- [GIVEN INSTRUCTION] Find each line with the string "электроснабжения" and copy it.

start RECORDS SHOWN

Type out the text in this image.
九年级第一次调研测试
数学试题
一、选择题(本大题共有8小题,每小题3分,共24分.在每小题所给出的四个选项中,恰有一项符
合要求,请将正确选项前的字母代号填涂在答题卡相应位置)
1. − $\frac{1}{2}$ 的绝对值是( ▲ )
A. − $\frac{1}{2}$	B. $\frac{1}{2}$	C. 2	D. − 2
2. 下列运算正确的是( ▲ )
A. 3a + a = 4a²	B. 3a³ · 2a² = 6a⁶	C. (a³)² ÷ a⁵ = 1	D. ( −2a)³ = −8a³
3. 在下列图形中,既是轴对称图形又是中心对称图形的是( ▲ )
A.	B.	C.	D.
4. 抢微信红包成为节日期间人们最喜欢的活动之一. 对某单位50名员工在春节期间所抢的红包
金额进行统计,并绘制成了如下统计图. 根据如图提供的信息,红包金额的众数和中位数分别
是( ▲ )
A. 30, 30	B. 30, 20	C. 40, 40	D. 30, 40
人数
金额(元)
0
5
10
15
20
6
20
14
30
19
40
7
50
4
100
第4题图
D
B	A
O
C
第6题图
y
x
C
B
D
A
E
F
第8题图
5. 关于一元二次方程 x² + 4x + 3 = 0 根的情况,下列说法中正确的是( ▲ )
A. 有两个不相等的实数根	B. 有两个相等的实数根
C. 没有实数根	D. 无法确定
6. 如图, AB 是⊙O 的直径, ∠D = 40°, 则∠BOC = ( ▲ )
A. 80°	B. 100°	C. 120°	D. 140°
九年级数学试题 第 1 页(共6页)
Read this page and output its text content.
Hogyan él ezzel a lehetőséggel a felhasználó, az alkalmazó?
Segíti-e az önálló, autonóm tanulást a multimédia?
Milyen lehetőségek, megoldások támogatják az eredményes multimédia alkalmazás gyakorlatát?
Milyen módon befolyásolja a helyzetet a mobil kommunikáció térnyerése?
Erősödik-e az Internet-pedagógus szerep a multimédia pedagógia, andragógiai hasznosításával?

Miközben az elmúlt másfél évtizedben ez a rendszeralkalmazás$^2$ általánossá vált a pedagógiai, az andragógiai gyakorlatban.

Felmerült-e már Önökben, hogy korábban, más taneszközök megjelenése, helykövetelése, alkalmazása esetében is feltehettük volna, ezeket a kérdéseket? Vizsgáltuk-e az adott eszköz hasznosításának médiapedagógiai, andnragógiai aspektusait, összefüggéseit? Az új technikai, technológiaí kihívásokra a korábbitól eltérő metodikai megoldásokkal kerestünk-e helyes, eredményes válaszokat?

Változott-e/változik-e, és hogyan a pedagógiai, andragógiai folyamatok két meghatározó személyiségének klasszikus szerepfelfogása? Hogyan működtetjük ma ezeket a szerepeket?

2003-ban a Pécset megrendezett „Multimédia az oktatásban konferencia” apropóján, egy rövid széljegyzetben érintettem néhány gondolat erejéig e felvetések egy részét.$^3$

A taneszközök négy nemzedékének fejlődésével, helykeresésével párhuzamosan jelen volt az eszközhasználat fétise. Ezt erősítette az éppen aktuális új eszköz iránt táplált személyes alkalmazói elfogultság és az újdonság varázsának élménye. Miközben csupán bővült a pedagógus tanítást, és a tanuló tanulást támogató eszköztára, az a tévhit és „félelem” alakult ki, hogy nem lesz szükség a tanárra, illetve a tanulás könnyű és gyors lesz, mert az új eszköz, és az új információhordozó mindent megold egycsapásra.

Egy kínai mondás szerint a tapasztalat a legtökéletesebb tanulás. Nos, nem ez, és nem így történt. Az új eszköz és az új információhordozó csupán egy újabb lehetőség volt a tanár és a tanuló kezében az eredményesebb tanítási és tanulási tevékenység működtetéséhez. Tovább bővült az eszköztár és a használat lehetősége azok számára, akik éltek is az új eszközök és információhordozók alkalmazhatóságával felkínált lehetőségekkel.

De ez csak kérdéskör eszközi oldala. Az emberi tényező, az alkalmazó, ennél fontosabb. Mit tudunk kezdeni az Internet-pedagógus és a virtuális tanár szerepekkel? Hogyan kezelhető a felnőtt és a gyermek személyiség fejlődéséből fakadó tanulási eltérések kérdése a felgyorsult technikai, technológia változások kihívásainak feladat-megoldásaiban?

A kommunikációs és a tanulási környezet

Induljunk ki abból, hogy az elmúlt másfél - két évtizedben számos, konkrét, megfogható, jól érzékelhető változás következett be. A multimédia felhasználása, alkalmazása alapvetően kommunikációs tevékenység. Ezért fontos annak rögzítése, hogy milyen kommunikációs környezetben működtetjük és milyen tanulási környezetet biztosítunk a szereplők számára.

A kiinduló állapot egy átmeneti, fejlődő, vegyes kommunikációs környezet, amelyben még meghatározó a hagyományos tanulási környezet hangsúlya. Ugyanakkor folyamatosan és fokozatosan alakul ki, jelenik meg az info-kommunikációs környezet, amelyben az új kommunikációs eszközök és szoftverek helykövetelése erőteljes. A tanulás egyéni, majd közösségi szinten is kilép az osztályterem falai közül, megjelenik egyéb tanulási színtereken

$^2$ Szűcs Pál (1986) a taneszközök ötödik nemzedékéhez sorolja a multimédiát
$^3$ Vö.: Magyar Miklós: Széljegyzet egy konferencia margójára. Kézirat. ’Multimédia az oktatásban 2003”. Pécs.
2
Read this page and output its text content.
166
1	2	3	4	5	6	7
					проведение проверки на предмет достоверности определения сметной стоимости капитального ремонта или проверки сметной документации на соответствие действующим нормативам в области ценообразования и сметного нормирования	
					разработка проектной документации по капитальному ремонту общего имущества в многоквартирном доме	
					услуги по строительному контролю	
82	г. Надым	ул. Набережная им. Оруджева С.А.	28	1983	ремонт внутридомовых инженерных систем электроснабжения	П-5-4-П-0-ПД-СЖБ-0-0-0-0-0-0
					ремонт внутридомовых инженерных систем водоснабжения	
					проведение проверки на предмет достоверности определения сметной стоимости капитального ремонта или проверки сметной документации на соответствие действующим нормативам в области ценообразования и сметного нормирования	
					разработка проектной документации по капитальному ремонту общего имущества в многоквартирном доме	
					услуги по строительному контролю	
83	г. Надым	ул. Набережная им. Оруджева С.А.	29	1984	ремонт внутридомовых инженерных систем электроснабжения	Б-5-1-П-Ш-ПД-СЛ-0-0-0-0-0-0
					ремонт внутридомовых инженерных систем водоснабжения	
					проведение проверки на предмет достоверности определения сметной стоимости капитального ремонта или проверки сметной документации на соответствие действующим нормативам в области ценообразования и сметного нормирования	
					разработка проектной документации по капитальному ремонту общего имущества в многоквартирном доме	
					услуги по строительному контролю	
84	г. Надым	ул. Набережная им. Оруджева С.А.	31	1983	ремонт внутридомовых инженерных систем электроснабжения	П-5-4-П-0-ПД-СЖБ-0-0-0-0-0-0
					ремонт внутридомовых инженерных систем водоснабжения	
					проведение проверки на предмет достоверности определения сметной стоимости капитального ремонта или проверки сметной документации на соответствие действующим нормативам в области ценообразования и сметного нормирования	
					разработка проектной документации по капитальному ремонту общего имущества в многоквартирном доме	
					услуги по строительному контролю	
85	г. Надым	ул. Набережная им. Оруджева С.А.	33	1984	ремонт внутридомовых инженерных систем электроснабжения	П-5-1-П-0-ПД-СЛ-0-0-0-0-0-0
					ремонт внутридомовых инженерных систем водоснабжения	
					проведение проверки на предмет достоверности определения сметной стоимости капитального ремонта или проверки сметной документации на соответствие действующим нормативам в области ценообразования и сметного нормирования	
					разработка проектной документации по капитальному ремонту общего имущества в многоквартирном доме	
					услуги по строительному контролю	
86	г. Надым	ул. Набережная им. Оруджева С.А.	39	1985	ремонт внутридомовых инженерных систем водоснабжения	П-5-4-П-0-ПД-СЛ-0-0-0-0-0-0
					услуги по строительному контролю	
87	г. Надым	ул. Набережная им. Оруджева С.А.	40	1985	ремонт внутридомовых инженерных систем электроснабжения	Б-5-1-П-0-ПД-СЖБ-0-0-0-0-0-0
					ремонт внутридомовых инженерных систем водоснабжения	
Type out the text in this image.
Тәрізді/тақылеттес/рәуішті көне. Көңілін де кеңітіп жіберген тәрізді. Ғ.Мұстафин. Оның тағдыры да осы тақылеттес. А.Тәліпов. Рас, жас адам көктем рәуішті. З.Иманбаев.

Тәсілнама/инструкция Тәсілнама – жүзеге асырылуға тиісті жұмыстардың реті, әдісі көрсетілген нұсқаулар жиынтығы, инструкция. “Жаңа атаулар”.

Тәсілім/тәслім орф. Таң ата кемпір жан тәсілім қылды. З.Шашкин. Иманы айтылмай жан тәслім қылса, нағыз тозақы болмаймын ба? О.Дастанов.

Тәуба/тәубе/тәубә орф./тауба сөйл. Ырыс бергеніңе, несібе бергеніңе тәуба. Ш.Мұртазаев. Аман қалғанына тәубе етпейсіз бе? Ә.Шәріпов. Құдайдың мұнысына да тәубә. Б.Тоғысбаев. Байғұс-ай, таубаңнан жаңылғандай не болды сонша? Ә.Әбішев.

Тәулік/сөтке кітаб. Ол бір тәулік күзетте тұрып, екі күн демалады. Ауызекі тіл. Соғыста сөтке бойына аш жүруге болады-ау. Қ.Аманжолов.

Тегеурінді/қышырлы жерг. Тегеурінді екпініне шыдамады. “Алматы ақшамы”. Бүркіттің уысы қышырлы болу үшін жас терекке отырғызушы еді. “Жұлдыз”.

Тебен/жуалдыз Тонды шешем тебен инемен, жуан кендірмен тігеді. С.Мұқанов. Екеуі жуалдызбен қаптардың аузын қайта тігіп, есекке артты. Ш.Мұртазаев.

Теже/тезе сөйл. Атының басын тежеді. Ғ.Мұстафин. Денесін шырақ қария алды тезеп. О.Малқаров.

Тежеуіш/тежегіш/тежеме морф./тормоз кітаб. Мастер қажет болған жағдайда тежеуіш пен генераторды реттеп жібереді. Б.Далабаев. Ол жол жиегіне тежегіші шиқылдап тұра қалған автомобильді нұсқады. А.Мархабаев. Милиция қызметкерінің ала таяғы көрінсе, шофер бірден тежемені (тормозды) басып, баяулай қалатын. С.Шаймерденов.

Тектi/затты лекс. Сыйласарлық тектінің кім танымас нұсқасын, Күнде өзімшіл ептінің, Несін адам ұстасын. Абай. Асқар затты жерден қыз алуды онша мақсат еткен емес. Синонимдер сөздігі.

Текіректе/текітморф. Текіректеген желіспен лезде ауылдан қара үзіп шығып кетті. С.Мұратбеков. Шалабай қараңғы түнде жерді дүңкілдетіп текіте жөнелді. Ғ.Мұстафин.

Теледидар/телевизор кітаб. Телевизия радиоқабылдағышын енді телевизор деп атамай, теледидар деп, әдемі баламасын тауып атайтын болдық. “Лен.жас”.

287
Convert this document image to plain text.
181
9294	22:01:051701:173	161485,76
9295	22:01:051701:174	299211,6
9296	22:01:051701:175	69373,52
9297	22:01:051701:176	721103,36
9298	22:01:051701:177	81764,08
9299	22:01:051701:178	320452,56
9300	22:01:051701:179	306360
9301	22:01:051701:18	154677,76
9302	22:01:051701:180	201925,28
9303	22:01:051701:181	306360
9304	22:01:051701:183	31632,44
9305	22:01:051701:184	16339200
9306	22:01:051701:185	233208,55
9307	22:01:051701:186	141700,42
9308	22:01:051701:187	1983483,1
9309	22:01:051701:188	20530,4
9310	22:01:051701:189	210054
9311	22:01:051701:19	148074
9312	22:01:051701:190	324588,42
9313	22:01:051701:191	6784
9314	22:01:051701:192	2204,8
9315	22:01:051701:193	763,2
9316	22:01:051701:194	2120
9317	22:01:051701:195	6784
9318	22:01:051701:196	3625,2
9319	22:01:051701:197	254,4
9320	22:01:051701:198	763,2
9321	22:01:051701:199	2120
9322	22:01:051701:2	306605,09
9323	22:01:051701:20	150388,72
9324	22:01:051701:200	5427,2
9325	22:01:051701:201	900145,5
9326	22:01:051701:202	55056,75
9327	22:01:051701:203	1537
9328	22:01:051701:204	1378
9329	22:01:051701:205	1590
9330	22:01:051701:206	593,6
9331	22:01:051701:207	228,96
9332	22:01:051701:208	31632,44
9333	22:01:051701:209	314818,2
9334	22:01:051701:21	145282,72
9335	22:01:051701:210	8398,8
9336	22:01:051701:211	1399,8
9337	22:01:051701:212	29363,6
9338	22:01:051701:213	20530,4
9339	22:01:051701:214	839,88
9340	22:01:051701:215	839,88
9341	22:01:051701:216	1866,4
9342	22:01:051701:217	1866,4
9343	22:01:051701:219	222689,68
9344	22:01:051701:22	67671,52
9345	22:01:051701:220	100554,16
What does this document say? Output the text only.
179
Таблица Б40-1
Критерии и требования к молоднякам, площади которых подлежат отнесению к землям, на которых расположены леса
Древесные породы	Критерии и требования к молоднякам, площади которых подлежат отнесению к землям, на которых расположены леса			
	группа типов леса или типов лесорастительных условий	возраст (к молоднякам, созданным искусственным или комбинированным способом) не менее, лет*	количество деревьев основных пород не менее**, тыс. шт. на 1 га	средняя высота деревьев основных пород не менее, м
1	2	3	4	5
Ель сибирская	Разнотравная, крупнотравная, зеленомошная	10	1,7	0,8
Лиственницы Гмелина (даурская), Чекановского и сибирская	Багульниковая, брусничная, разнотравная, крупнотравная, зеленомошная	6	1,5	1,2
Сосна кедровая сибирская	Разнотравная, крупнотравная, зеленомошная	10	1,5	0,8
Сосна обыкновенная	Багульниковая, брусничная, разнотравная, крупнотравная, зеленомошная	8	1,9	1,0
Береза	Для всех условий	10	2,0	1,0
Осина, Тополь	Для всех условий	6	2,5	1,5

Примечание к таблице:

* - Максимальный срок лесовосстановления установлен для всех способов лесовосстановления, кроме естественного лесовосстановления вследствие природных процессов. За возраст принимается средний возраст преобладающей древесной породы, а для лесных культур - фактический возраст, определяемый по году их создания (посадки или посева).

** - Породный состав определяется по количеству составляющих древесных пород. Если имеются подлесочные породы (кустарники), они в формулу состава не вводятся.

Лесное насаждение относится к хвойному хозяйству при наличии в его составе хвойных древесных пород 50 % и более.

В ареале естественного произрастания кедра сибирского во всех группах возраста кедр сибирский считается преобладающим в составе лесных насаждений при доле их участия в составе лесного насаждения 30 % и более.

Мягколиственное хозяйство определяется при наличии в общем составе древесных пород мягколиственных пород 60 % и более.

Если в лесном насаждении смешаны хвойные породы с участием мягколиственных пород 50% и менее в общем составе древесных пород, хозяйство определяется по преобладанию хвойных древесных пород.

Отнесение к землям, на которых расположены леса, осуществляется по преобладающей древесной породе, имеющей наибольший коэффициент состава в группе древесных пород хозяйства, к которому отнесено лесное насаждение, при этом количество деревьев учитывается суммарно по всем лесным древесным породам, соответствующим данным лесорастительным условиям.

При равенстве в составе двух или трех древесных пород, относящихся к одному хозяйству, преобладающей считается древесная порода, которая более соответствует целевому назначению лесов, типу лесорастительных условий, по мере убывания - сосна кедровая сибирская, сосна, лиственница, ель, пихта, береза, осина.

end RECORDS SHOWN

- [RESULT]
82	г. Надым	ул. Набережная им. Оруджева С.А.	28	1983	ремонт внутридомовых инженерных систем электроснабжения	П-5-4-П-0-ПД-СЖБ-0-0-0-0-0-0
83	г. Надым	ул. Набережная им. Оруджева С.А.	29	1984	ремонт внутридомовых инженерных систем электроснабжения	Б-5-1-П-Ш-ПД-СЛ-0-0-0-0-0-0
84	г. Надым	ул. Набережная им. Оруджева С.А.	31	1983	ремонт внутридомовых инженерных систем электроснабжения	П-5-4-П-0-ПД-СЖБ-0-0-0-0-0-0
85	г. Надым	ул. Набережная им. Оруджева С.А.	33	1984	ремонт внутридомовых инженерных систем электроснабжения	П-5-1-П-0-ПД-СЛ-0-0-0-0-0-0
87	г. Надым	ул. Набережная им. Оруджева С.А.	40	1985	ремонт внутридомовых инженерных систем электроснабжения	Б-5-1-П-0-ПД-СЖБ-0-0-0-0-0-0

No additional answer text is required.